▶ INSTRUCTIONS FOR THE TASK: Give an exact transcription of every line, dropping the images.
--- --- ---
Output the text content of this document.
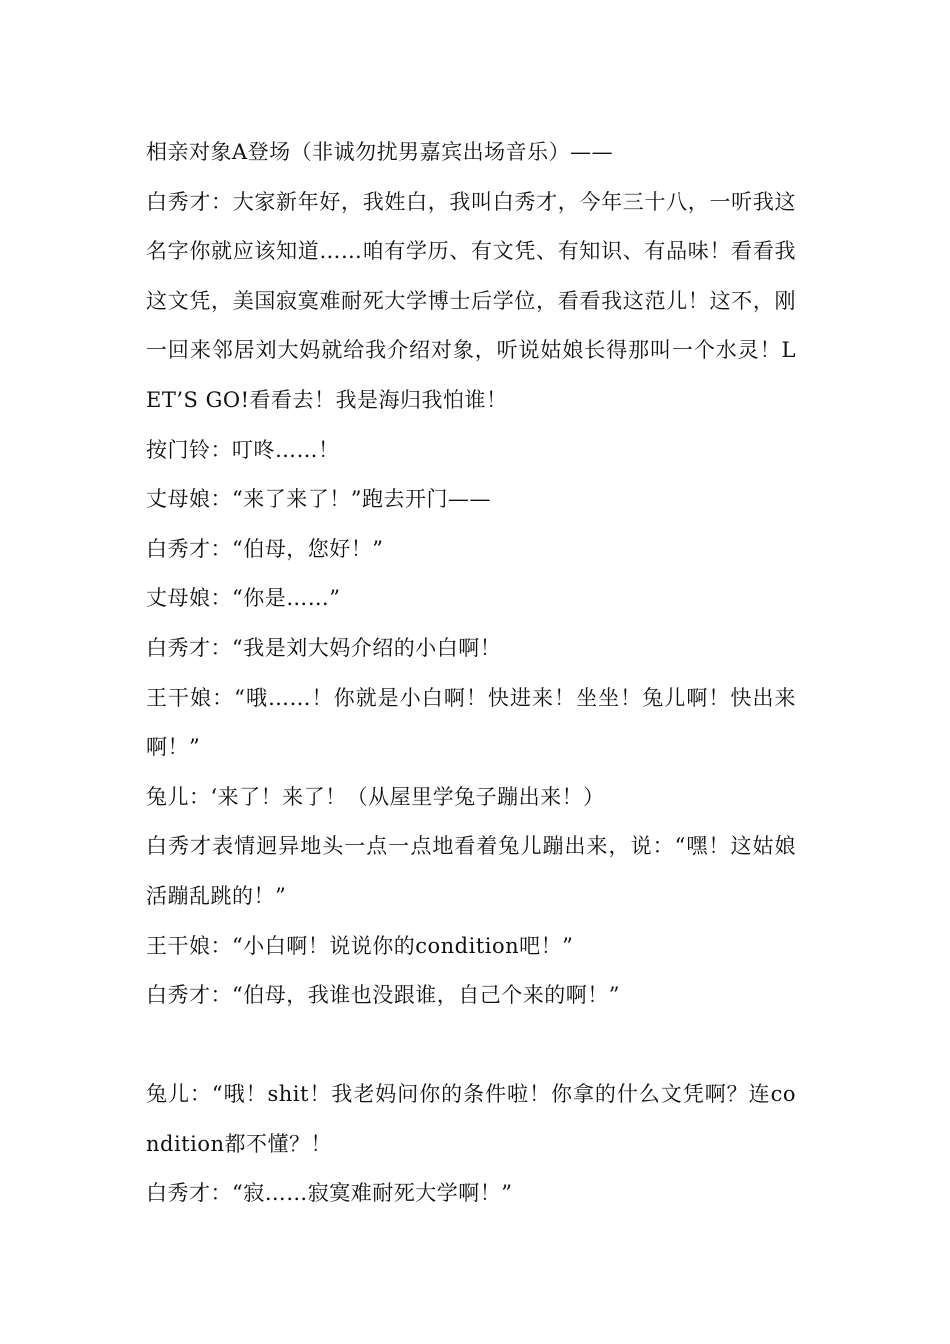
相亲对象A登场（非诚勿扰男嘉宾出场音乐）——

白秀才：大家新年好，我姓白，我叫白秀才，今年三十八，一听我这名字你就应该知道……咱有学历、有文凭、有知识、有品味！看看我这文凭，美国寂寞难耐死大学博士后学位，看看我这范儿！这不，刚一回来邻居刘大妈就给我介绍对象，听说姑娘长得那叫一个水灵！LET’S GO!看看去！我是海归我怕谁！

按门铃：叮咚……！

丈母娘：“来了来了！”跑去开门——

白秀才：“伯母，您好！”

丈母娘：“你是……”

白秀才：“我是刘大妈介绍的小白啊！

王干娘：“哦……！你就是小白啊！快进来！坐坐！兔儿啊！快出来啊！”

兔儿：‘来了！来了！（从屋里学兔子蹦出来！）

白秀才表情迥异地头一点一点地看着兔儿蹦出来，说：“嘿！这姑娘活蹦乱跳的！”

王干娘：“小白啊！说说你的condition吧！”

白秀才：“伯母，我谁也没跟谁，自己个来的啊！”

兔儿：“哦！shit！我老妈问你的条件啦！你拿的什么文凭啊？连condition都不懂？！

白秀才：“寂……寂寞难耐死大学啊！”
--- --- ---
▶ EXERCISE ANSWER:
Output the text content of this document.
相亲对象A登场（非诚勿扰男嘉宾出场音乐）——

白秀才：大家新年好，我姓白，我叫白秀才，今年三十八，一听我这名字你就应该知道……咱有学历、有文凭、有知识、有品味！看看我这文凭，美国寂寞难耐死大学博士后学位，看看我这范儿！这不，刚一回来邻居刘大妈就给我介绍对象，听说姑娘长得那叫一个水灵！LET’S GO!看看去！我是海归我怕谁！

按门铃：叮咚……！

丈母娘：“来了来了！”跑去开门——

白秀才：“伯母，您好！”

丈母娘：“你是……”

白秀才：“我是刘大妈介绍的小白啊！

王干娘：“哦……！你就是小白啊！快进来！坐坐！兔儿啊！快出来啊！”

兔儿：‘来了！来了！（从屋里学兔子蹦出来！）

白秀才表情迥异地头一点一点地看着兔儿蹦出来，说：“嘿！这姑娘活蹦乱跳的！”

王干娘：“小白啊！说说你的condition吧！”

白秀才：“伯母，我谁也没跟谁，自己个来的啊！”

兔儿：“哦！shit！我老妈问你的条件啦！你拿的什么文凭啊？连condition都不懂？！

白秀才：“寂……寂寞难耐死大学啊！”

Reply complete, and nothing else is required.